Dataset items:
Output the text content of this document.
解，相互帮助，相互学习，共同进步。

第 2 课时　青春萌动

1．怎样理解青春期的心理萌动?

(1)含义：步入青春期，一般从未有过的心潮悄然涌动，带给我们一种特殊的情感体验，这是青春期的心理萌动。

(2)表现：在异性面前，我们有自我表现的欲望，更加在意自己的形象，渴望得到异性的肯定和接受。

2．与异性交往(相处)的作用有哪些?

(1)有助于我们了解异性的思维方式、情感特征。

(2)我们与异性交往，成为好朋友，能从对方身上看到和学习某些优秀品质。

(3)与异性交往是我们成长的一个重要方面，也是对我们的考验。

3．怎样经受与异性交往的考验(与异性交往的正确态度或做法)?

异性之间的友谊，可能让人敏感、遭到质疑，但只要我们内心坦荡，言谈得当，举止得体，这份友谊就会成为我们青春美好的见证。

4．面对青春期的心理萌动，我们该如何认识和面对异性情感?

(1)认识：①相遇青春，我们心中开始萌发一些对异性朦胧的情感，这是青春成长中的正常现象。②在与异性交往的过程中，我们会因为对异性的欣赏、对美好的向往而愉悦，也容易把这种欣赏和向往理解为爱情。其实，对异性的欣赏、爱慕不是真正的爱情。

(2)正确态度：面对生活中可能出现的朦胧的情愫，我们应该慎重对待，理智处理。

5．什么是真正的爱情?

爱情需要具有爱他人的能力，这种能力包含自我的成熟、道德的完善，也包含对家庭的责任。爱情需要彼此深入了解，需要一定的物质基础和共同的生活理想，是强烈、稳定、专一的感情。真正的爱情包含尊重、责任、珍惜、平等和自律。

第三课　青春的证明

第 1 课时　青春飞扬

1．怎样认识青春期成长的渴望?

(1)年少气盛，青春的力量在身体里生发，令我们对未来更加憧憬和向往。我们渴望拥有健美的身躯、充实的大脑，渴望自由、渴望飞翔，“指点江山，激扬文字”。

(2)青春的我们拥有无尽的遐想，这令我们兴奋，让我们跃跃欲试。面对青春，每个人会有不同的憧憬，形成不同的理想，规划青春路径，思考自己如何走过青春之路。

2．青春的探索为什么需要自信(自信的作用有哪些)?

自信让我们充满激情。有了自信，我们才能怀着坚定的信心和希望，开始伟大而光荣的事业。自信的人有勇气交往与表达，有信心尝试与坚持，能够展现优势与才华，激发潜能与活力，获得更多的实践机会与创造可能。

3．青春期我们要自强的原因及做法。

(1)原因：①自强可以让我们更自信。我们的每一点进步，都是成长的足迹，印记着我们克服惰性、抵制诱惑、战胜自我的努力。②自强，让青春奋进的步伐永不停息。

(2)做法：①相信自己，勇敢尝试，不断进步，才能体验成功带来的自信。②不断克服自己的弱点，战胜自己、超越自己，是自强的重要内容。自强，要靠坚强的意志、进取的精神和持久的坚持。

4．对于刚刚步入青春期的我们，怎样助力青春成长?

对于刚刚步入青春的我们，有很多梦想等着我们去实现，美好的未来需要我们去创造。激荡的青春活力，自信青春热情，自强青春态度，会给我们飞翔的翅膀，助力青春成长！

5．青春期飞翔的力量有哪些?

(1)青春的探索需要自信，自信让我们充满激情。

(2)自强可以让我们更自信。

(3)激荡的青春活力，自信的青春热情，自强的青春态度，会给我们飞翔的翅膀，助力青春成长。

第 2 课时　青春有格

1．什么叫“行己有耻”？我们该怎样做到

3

...

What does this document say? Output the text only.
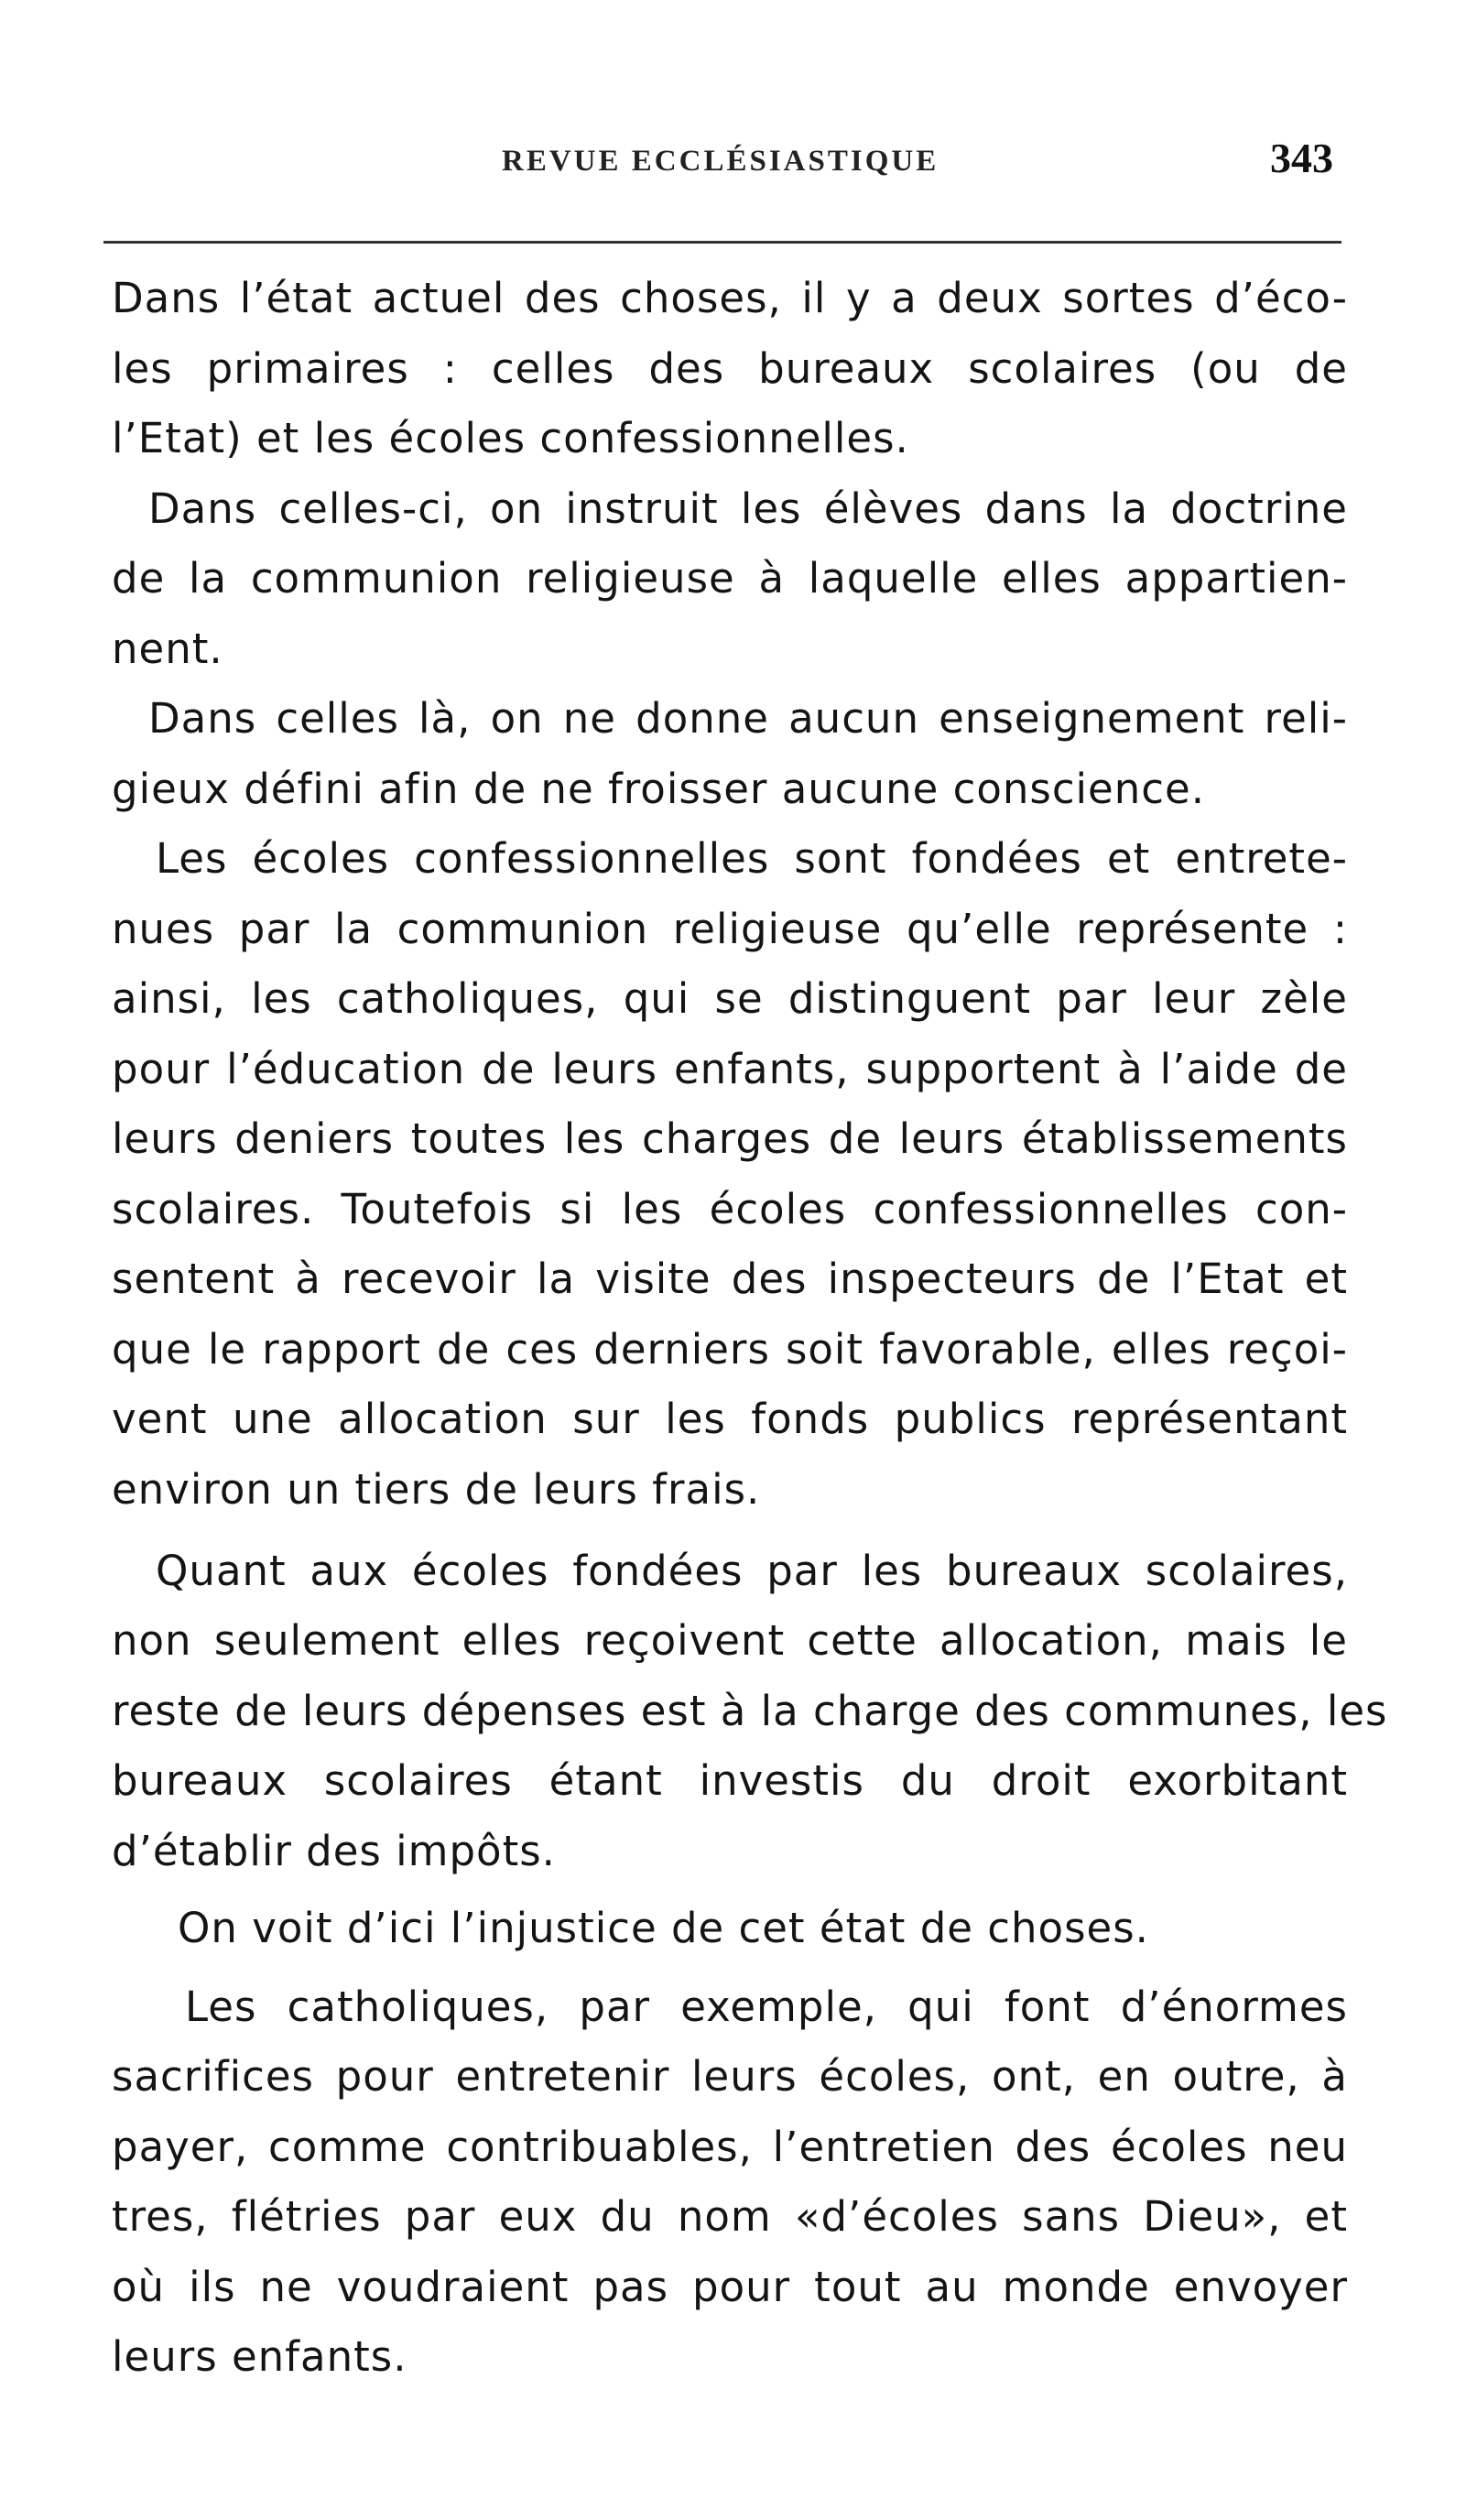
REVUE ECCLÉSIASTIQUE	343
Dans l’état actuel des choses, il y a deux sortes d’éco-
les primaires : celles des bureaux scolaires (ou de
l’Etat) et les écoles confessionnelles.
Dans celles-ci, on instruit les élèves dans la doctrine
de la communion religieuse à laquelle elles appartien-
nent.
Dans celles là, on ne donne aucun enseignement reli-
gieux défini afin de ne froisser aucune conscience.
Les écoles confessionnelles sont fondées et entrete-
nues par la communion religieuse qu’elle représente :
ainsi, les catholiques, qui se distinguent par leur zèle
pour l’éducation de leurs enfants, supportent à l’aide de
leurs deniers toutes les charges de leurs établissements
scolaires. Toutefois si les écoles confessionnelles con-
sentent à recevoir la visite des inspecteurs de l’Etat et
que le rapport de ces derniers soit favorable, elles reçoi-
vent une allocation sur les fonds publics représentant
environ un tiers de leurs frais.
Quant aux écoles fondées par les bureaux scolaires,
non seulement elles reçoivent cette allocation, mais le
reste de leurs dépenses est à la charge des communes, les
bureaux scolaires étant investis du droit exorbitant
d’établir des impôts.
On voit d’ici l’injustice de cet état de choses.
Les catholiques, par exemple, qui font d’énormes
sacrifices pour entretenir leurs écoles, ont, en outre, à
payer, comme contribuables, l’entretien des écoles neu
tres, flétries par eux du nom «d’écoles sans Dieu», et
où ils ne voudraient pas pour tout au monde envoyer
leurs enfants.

### Written exercise
From the records above, pick out and copy each line holding the word "text".

### Problem solution
Output the text content of this document.
What does this document say? Output the text only.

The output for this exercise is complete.